### RECORDS SHOWN
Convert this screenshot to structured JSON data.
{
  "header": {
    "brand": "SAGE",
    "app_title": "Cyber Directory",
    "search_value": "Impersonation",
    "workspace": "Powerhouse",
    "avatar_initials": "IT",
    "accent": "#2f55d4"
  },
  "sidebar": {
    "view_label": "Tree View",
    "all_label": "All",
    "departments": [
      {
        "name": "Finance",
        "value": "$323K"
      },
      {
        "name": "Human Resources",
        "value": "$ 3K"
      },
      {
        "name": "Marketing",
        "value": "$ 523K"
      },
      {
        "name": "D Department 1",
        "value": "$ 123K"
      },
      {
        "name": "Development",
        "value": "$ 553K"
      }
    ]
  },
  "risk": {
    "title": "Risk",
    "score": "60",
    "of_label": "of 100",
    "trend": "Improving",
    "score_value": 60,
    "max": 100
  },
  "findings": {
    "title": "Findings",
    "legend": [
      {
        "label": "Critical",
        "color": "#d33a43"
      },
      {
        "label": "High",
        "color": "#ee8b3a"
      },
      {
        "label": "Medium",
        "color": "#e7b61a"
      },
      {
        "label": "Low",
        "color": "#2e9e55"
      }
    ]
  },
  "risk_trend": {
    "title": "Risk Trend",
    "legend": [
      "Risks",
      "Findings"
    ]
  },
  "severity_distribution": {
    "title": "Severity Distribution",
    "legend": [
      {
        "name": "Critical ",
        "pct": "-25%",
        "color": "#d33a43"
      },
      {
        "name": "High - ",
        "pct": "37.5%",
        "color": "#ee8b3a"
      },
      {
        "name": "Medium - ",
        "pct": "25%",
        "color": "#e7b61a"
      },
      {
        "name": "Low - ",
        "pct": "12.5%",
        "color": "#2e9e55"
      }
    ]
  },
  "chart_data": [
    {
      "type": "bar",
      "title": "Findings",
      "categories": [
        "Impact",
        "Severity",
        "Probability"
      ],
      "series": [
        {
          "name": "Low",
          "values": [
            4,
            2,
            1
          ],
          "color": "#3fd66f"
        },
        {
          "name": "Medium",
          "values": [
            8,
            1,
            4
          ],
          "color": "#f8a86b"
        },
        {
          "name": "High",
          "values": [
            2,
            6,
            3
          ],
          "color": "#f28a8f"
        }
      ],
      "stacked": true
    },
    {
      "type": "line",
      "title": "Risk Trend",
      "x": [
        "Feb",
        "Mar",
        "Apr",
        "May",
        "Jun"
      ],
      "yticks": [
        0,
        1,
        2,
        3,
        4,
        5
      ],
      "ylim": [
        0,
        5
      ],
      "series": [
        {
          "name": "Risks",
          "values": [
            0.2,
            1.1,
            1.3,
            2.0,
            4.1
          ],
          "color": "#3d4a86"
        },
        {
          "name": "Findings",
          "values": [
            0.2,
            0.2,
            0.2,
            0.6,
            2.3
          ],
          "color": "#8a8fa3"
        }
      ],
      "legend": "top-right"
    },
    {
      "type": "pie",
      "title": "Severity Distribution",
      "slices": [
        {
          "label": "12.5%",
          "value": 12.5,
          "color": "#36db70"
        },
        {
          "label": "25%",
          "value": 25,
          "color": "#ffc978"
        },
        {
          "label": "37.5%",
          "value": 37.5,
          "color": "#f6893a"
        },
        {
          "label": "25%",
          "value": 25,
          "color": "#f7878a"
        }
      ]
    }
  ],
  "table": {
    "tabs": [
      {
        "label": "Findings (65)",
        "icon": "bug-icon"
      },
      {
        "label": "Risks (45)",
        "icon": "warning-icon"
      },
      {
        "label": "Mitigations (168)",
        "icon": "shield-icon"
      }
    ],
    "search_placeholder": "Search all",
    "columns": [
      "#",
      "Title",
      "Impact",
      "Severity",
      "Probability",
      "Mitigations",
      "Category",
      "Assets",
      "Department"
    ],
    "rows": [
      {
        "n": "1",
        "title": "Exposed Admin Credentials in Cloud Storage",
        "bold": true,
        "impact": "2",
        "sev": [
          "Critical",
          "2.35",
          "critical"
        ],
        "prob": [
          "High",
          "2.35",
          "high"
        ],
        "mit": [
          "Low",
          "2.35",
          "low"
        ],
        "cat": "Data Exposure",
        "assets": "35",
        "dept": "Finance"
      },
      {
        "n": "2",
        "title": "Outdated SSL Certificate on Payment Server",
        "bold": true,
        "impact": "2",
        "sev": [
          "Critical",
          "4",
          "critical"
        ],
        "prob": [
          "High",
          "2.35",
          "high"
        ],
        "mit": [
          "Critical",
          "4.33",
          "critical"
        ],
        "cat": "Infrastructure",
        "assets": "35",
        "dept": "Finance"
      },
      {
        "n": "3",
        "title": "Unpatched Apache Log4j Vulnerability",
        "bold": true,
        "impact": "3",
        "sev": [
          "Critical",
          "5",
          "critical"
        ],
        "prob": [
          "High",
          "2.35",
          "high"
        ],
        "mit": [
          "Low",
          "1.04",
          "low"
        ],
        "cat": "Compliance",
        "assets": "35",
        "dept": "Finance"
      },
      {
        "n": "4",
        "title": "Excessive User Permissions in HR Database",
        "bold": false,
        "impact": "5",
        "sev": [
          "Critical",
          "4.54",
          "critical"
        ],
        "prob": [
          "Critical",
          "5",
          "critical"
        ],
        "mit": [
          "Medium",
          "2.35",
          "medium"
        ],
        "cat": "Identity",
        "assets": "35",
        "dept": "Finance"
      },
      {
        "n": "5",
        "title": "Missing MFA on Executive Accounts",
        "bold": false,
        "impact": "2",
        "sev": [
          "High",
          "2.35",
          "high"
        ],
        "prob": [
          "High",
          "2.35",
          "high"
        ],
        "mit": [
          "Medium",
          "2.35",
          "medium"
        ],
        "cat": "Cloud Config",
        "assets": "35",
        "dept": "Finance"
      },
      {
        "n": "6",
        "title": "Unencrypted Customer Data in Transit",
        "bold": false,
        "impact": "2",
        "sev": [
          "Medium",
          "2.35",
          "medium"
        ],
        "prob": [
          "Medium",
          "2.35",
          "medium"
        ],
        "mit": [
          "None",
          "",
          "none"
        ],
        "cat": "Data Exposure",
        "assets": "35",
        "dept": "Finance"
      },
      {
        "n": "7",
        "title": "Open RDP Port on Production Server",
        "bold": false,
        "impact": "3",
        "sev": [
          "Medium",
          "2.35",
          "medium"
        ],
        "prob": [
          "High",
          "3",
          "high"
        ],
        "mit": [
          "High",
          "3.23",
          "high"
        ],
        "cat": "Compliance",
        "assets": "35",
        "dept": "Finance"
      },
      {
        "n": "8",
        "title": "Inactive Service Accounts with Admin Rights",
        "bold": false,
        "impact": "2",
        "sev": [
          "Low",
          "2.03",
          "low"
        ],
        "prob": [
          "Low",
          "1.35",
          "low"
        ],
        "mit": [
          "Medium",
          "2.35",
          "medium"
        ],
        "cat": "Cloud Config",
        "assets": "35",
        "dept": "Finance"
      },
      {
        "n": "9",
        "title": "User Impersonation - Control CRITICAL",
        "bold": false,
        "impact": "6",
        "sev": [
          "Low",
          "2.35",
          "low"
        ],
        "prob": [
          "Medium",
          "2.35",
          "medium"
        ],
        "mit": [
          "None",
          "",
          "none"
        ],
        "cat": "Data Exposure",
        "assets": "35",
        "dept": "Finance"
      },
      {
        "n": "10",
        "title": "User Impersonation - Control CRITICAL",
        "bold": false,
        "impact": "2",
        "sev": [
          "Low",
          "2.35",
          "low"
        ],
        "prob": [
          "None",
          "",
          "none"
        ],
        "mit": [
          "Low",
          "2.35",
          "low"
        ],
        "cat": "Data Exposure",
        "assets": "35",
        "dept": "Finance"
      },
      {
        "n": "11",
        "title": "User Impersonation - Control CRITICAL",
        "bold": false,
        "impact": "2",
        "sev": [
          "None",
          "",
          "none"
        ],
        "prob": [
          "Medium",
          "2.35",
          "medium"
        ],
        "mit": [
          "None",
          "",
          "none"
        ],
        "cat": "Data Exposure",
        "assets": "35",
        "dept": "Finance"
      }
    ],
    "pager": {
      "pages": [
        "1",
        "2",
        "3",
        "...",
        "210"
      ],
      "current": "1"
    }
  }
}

### SHORT PROBLEM
Isolate the lines above that contain the word "Server" and copy them.

### SOLUTION TO THIS TASK
        "title": "Outdated SSL Certificate on Payment Server",
        "title": "Open RDP Port on Production Server",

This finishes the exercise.